Recorded information:
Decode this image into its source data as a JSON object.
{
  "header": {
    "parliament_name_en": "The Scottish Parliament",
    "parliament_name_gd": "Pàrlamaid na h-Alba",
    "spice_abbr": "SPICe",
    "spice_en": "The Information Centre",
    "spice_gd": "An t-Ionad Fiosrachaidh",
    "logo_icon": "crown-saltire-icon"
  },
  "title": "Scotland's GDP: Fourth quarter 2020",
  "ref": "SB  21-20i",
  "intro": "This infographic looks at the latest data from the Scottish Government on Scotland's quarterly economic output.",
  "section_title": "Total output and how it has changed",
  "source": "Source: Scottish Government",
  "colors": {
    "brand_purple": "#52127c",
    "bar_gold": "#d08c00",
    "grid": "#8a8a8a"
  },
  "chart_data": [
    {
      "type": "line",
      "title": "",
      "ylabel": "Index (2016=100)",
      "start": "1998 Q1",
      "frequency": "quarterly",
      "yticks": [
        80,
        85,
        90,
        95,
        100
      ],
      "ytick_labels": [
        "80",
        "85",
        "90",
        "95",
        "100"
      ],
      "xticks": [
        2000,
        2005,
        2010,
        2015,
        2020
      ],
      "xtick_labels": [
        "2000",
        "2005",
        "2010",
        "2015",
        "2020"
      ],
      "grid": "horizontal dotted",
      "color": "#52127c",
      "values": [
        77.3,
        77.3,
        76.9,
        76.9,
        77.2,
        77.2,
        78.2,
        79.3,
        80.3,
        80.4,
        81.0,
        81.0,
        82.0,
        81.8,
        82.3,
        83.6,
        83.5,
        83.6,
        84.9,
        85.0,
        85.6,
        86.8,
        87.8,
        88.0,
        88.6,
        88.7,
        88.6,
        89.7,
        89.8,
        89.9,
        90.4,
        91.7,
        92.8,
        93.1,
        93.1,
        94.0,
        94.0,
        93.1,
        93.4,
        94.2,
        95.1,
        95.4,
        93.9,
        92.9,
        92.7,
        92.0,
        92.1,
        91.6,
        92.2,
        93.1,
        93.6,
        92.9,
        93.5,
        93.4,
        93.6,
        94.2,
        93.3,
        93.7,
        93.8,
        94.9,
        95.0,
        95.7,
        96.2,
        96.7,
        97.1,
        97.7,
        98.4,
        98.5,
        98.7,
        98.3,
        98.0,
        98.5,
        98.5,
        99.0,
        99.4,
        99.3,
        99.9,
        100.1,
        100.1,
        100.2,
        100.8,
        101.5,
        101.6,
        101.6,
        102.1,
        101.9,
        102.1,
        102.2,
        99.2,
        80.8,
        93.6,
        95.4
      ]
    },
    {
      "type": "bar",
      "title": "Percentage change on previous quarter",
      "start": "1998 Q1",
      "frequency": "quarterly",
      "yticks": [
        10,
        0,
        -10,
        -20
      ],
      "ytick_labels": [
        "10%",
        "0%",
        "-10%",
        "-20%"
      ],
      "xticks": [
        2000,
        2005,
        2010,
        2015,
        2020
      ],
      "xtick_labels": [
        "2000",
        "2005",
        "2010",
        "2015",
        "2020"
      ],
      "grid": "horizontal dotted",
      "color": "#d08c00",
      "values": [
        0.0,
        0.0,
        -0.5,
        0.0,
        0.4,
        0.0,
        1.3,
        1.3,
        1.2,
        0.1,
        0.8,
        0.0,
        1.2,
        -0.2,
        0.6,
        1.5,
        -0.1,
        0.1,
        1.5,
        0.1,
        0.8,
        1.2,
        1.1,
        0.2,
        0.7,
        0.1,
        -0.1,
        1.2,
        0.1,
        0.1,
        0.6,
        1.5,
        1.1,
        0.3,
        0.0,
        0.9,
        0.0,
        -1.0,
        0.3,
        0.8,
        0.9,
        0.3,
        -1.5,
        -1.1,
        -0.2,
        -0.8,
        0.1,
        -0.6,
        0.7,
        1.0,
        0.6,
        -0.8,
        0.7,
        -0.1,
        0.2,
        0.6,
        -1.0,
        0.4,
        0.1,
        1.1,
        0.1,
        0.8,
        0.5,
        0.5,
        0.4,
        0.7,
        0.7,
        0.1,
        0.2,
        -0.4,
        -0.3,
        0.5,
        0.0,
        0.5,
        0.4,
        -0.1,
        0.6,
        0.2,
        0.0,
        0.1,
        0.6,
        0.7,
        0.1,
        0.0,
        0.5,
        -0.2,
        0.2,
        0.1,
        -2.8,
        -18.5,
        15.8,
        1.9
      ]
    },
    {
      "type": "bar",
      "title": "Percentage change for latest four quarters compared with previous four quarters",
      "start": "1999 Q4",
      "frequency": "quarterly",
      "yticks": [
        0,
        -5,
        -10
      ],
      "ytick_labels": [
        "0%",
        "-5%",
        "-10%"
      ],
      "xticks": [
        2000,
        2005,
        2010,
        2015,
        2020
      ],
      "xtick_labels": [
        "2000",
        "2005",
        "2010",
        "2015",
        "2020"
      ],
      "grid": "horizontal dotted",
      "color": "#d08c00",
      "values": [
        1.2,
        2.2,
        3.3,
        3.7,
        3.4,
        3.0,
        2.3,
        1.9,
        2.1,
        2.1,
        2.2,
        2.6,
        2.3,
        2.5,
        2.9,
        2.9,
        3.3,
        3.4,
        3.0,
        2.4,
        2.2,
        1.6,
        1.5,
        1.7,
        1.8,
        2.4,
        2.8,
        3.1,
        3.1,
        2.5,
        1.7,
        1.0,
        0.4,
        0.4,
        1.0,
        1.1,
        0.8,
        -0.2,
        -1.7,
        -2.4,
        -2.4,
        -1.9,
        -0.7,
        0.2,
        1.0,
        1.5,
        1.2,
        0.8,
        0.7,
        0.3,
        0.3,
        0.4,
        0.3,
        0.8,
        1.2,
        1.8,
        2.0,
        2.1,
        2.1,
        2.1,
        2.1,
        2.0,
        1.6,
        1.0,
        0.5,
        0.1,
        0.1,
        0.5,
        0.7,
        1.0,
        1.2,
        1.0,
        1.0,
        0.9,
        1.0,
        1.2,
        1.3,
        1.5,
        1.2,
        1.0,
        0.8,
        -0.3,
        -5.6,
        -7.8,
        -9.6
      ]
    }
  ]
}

Problem:
Search the records for the word "Scotland". Copy every line that has it.

Full response:
  "title": "Scotland's GDP: Fourth quarter 2020",
  "intro": "This infographic looks at the latest data from the Scottish Government on Scotland's quarterly economic output.",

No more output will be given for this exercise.